(Stored records)

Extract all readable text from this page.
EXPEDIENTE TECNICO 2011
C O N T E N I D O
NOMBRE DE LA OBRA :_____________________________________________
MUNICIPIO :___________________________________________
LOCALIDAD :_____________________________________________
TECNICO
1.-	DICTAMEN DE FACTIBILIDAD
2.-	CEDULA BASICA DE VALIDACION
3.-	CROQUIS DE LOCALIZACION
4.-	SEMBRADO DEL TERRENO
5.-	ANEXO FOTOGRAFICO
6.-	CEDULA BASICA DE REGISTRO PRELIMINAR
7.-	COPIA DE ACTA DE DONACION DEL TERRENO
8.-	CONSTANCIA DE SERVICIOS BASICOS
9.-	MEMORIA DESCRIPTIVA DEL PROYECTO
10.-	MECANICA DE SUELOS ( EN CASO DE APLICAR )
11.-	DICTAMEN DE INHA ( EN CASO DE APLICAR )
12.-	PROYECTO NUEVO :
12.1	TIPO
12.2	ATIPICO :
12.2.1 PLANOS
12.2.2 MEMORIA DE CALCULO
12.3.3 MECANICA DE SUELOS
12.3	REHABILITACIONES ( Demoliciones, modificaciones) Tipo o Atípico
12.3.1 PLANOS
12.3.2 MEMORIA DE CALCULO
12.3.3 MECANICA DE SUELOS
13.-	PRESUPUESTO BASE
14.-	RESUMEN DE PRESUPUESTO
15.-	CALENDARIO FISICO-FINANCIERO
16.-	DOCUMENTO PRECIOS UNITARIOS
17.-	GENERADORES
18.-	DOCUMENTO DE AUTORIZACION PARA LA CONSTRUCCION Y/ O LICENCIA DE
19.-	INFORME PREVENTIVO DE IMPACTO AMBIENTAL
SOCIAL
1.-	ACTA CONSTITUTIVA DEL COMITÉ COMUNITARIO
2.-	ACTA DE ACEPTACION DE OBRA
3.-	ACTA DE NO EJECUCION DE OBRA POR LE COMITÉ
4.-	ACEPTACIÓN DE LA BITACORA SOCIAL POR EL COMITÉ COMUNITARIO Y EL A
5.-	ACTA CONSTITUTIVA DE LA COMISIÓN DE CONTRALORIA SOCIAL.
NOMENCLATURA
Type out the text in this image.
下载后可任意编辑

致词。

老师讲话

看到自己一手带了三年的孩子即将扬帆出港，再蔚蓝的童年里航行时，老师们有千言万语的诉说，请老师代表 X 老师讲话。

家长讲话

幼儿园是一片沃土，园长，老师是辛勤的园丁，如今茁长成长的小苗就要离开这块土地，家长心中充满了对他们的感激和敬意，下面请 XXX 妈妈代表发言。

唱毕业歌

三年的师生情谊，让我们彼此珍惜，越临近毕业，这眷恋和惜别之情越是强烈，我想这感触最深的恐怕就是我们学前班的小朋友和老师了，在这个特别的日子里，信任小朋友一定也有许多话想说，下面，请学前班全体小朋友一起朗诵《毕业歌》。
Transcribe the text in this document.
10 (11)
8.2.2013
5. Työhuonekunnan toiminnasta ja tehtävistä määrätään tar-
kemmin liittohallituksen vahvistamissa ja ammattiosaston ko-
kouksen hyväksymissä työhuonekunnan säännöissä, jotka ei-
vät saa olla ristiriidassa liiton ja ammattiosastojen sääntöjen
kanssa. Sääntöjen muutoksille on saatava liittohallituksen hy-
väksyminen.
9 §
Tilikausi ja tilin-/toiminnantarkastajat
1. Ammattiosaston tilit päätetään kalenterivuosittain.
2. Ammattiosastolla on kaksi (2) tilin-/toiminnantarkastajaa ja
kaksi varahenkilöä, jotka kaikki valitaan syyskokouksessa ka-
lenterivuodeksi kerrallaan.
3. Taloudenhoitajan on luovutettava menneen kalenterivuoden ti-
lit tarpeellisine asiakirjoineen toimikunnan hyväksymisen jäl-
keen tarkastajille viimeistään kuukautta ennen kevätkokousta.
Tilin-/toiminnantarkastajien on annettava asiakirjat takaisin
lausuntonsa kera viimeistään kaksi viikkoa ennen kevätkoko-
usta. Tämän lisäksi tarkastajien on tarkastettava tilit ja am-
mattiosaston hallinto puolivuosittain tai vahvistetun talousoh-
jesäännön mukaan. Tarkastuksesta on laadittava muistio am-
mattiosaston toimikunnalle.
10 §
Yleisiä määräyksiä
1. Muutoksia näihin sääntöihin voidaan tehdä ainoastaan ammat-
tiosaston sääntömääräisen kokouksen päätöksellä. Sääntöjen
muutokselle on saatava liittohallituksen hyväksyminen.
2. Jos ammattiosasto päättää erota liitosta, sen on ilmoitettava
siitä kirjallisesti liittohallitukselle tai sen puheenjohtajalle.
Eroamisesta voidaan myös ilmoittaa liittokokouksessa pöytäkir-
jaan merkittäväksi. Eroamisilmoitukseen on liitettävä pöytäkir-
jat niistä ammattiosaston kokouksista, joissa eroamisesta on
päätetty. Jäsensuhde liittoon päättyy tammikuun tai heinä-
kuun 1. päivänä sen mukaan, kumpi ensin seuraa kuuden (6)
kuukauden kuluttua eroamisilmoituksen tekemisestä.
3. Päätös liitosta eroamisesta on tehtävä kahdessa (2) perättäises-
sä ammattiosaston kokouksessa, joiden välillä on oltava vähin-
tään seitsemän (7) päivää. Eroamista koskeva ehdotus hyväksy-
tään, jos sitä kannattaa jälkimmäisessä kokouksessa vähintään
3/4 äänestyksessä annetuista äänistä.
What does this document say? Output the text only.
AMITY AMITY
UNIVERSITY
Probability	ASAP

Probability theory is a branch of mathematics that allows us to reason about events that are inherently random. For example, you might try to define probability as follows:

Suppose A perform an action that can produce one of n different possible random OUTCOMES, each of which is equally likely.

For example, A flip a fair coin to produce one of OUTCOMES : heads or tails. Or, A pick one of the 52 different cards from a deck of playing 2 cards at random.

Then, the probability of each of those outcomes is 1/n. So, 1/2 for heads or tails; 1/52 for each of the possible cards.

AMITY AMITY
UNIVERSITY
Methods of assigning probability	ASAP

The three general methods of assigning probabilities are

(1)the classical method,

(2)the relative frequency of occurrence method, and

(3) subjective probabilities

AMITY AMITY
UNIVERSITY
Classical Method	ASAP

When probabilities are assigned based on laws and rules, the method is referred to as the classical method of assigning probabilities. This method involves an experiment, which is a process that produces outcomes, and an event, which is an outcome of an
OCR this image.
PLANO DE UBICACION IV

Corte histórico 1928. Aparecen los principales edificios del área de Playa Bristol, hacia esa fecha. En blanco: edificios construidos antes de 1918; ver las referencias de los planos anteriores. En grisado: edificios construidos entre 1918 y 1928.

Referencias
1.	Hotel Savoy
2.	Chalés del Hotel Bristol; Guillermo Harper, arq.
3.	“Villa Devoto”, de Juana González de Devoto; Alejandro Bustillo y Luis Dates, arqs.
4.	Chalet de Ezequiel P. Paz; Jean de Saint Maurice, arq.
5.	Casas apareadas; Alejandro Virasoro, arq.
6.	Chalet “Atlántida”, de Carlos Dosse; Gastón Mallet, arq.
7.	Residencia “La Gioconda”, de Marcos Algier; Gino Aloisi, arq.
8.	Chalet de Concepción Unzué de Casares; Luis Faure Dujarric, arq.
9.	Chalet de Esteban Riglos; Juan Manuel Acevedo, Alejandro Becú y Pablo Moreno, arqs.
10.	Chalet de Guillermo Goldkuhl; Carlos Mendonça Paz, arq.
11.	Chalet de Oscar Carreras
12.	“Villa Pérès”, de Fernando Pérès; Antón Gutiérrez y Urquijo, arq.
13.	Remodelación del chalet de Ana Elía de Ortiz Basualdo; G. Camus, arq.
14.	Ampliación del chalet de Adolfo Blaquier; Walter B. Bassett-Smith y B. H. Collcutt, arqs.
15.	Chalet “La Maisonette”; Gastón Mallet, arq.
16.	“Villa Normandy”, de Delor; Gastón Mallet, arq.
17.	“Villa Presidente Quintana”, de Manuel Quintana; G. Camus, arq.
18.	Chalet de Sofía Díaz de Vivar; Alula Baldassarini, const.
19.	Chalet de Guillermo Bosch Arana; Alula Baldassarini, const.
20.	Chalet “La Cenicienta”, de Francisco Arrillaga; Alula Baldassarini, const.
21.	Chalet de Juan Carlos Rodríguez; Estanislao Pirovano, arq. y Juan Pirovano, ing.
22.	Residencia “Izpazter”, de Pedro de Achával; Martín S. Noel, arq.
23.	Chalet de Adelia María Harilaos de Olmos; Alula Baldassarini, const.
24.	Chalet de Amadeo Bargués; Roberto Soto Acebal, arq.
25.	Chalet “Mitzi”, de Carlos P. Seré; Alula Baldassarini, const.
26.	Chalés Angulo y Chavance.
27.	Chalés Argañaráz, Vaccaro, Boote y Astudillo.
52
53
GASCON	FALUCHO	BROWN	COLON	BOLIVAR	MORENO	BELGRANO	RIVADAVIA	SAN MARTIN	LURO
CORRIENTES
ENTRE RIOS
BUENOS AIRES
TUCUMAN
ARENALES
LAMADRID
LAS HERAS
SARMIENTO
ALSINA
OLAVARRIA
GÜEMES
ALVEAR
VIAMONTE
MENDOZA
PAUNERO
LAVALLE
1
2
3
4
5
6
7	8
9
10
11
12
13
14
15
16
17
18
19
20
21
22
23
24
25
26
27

_OBJECTIVE_
Go through the entries and return each line where the word "ennen" appears.

_RESPONSE BELOW_
keen tarkastajille viimeistään kuukautta ennen kevätkokousta.
lausuntonsa kera viimeistään kaksi viikkoa ennen kevätkoko-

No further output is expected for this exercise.